• [What you should do] Scan the listing beneath this sentence. Report each line with the word "ihrer".

• [Available data]
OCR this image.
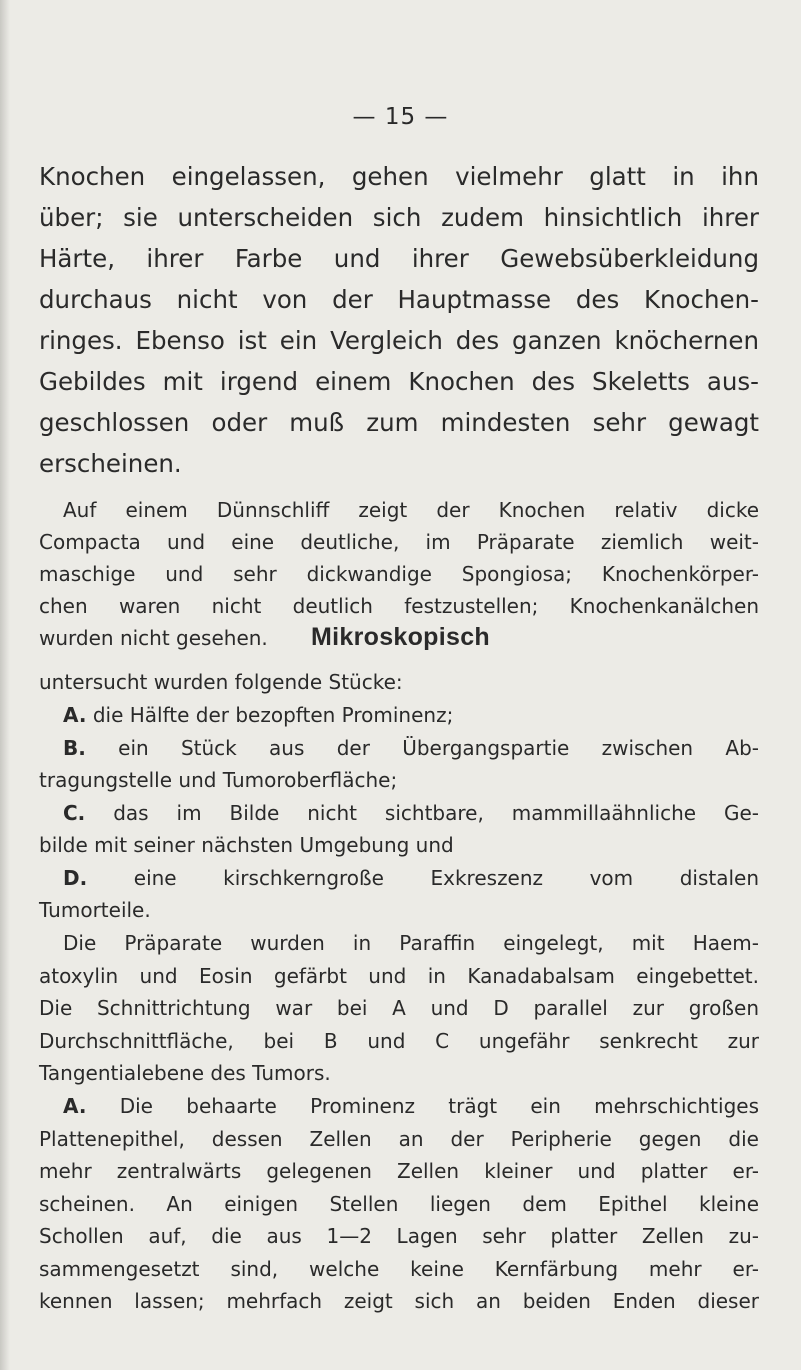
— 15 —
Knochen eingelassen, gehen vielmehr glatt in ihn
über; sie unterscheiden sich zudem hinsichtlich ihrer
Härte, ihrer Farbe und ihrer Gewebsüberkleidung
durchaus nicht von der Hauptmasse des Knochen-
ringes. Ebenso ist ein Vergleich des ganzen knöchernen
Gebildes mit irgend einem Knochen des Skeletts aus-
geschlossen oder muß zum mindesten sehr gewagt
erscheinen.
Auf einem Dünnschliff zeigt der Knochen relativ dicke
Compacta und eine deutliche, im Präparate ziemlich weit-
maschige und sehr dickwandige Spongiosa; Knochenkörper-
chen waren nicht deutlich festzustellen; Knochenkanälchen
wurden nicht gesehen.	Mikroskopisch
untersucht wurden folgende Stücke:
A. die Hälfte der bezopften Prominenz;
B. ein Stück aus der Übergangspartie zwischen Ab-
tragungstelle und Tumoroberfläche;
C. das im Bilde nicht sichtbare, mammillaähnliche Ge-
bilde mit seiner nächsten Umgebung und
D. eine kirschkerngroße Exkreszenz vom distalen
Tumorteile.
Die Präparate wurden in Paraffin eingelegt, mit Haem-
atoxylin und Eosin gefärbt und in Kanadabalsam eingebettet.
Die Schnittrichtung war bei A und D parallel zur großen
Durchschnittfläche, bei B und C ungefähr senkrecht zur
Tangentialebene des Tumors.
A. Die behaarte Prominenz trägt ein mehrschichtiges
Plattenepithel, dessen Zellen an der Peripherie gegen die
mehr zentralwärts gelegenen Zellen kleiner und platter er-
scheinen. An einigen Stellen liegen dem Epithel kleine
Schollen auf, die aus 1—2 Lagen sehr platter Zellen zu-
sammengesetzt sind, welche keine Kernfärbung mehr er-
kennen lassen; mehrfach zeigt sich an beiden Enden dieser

==

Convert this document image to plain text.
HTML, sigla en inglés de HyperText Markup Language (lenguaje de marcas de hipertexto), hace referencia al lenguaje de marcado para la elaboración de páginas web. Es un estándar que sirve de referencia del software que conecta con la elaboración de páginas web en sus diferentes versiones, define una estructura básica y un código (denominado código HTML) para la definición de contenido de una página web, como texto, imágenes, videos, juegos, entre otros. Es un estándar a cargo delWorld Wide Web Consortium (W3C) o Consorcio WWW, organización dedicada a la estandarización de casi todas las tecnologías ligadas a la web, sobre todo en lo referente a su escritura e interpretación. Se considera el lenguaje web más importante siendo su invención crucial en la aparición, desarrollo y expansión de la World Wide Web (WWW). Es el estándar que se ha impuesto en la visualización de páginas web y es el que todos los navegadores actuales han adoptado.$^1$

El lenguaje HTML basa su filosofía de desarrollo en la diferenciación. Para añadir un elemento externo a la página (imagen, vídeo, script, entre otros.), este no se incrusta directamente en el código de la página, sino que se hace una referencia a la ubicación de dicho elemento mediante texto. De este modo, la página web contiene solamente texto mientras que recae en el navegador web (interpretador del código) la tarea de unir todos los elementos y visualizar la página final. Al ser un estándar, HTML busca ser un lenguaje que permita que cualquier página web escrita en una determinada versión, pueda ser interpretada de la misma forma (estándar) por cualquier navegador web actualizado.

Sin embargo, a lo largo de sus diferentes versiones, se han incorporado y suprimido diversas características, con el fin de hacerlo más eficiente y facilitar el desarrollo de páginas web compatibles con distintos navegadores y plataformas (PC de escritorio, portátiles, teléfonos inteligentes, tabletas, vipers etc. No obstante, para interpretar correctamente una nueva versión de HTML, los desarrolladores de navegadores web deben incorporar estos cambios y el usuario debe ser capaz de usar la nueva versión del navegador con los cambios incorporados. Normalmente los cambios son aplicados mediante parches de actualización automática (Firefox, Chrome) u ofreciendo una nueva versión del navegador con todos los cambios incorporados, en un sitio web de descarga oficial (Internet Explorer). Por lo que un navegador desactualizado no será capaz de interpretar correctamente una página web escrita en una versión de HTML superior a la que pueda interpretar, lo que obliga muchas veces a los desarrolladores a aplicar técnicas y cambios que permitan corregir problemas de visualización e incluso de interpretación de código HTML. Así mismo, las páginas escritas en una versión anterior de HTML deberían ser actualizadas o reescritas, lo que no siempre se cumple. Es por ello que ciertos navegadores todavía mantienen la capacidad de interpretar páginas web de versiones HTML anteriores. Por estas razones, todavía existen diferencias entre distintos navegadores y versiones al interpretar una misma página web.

• [Output below]
über; sie unterscheiden sich zudem hinsichtlich ihrer
Härte, ihrer Farbe und ihrer Gewebsüberkleidung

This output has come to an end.